What you will do: In the listing below, rename every "legend-label" to "legend-entry" and reproduce all other lines and text unchanged.

-------- Records to use

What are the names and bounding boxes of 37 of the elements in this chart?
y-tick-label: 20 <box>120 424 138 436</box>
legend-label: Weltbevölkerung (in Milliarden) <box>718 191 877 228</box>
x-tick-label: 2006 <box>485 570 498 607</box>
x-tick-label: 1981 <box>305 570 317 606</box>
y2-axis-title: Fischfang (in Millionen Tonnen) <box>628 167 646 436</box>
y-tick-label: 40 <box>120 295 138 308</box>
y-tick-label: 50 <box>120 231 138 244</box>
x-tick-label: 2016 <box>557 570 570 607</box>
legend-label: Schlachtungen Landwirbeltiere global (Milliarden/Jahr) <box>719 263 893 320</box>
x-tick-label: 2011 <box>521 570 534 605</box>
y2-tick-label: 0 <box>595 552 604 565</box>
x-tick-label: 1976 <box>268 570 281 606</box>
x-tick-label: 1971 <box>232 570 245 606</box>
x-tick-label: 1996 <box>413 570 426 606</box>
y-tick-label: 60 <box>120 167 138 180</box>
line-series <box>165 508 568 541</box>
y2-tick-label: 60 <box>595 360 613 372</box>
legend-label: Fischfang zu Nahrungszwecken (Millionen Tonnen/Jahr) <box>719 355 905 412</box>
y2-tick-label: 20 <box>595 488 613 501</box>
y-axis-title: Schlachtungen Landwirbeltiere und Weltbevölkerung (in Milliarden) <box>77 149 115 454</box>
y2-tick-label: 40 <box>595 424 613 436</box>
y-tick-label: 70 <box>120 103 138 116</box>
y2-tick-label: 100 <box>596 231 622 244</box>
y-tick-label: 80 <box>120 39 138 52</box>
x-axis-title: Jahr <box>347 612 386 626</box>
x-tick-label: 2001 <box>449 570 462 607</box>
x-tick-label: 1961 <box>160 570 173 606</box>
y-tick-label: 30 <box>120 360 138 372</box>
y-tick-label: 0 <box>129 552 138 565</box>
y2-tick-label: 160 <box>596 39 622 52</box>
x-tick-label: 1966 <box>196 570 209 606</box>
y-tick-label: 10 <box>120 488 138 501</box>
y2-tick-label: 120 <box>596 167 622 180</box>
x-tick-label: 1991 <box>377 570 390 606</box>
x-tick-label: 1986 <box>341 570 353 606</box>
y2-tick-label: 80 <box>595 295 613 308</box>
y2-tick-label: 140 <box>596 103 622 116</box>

----------------

Task solution:
What are the names and bounding boxes of 37 of the elements in this chart?
y-tick-label: 20 <box>120 424 138 436</box>
legend-entry: Weltbevölkerung (in Milliarden) <box>718 191 877 228</box>
x-tick-label: 2006 <box>485 570 498 607</box>
x-tick-label: 1981 <box>305 570 317 606</box>
y2-axis-title: Fischfang (in Millionen Tonnen) <box>628 167 646 436</box>
y-tick-label: 40 <box>120 295 138 308</box>
y-tick-label: 50 <box>120 231 138 244</box>
x-tick-label: 2016 <box>557 570 570 607</box>
legend-entry: Schlachtungen Landwirbeltiere global (Milliarden/Jahr) <box>719 263 893 320</box>
x-tick-label: 2011 <box>521 570 534 605</box>
y2-tick-label: 0 <box>595 552 604 565</box>
x-tick-label: 1976 <box>268 570 281 606</box>
x-tick-label: 1971 <box>232 570 245 606</box>
x-tick-label: 1996 <box>413 570 426 606</box>
y-tick-label: 60 <box>120 167 138 180</box>
line-series <box>165 508 568 541</box>
y2-tick-label: 60 <box>595 360 613 372</box>
legend-entry: Fischfang zu Nahrungszwecken (Millionen Tonnen/Jahr) <box>719 355 905 412</box>
y2-tick-label: 20 <box>595 488 613 501</box>
y-axis-title: Schlachtungen Landwirbeltiere und Weltbevölkerung (in Milliarden) <box>77 149 115 454</box>
y2-tick-label: 40 <box>595 424 613 436</box>
y-tick-label: 70 <box>120 103 138 116</box>
y2-tick-label: 100 <box>596 231 622 244</box>
y-tick-label: 80 <box>120 39 138 52</box>
x-axis-title: Jahr <box>347 612 386 626</box>
x-tick-label: 2001 <box>449 570 462 607</box>
x-tick-label: 1961 <box>160 570 173 606</box>
y-tick-label: 30 <box>120 360 138 372</box>
y-tick-label: 0 <box>129 552 138 565</box>
y2-tick-label: 160 <box>596 39 622 52</box>
x-tick-label: 1966 <box>196 570 209 606</box>
y-tick-label: 10 <box>120 488 138 501</box>
y2-tick-label: 120 <box>596 167 622 180</box>
x-tick-label: 1991 <box>377 570 390 606</box>
x-tick-label: 1986 <box>341 570 353 606</box>
y2-tick-label: 80 <box>595 295 613 308</box>
y2-tick-label: 140 <box>596 103 622 116</box>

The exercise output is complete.